What you are asked to do
Everything in the listing should be restated word for word.

*-*-*

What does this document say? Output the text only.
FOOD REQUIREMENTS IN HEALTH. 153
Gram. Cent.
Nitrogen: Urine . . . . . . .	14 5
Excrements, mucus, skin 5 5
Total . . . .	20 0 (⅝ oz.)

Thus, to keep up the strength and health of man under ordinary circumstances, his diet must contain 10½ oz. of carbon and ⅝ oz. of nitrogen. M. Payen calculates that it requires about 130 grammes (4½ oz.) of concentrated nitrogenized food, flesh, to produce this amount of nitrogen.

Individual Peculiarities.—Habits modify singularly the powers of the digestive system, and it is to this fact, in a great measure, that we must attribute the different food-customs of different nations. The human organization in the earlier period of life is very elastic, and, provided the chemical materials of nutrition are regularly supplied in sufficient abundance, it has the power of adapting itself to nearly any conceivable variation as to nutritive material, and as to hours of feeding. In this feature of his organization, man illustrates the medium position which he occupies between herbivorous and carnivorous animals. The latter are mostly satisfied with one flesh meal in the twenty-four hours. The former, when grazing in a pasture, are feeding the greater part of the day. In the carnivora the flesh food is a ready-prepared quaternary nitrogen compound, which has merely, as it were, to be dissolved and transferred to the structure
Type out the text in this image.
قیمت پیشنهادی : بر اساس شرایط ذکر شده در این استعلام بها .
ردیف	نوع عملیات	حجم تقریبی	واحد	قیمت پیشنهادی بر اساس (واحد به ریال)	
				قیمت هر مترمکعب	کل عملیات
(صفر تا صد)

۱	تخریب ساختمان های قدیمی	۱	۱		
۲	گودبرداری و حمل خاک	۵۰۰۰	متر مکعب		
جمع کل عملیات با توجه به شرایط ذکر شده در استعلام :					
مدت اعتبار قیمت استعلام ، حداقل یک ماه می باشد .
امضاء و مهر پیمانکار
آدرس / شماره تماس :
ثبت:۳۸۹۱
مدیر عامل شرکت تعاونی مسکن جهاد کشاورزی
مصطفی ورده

*-*-*

Answer below
What does this document say? Output the text only.
FOOD REQUIREMENTS IN HEALTH. 153
Gram. Cent.
Nitrogen: Urine . . . . . . .	14 5
Excrements, mucus, skin 5 5
Total . . . .	20 0 (⅝ oz.)

Thus, to keep up the strength and health of man under ordinary circumstances, his diet must contain 10½ oz. of carbon and ⅝ oz. of nitrogen. M. Payen calculates that it requires about 130 grammes (4½ oz.) of concentrated nitrogenized food, flesh, to produce this amount of nitrogen.

Individual Peculiarities.—Habits modify singularly the powers of the digestive system, and it is to this fact, in a great measure, that we must attribute the different food-customs of different nations. The human organization in the earlier period of life is very elastic, and, provided the chemical materials of nutrition are regularly supplied in sufficient abundance, it has the power of adapting itself to nearly any conceivable variation as to nutritive material, and as to hours of feeding. In this feature of his organization, man illustrates the medium position which he occupies between herbivorous and carnivorous animals. The latter are mostly satisfied with one flesh meal in the twenty-four hours. The former, when grazing in a pasture, are feeding the greater part of the day. In the carnivora the flesh food is a ready-prepared quaternary nitrogen compound, which has merely, as it were, to be dissolved and transferred to the structure
Type out the text in this image.
قیمت پیشنهادی : بر اساس شرایط ذکر شده در این استعلام بها .
ردیف	نوع عملیات	حجم تقریبی	واحد	قیمت پیشنهادی بر اساس (واحد به ریال)	
				قیمت هر مترمکعب	کل عملیات
(صفر تا صد)

۱	تخریب ساختمان های قدیمی	۱	۱		
۲	گودبرداری و حمل خاک	۵۰۰۰	متر مکعب		
جمع کل عملیات با توجه به شرایط ذکر شده در استعلام :					
مدت اعتبار قیمت استعلام ، حداقل یک ماه می باشد .
امضاء و مهر پیمانکار
آدرس / شماره تماس :
ثبت:۳۸۹۱
مدیر عامل شرکت تعاونی مسکن جهاد کشاورزی
مصطفی ورده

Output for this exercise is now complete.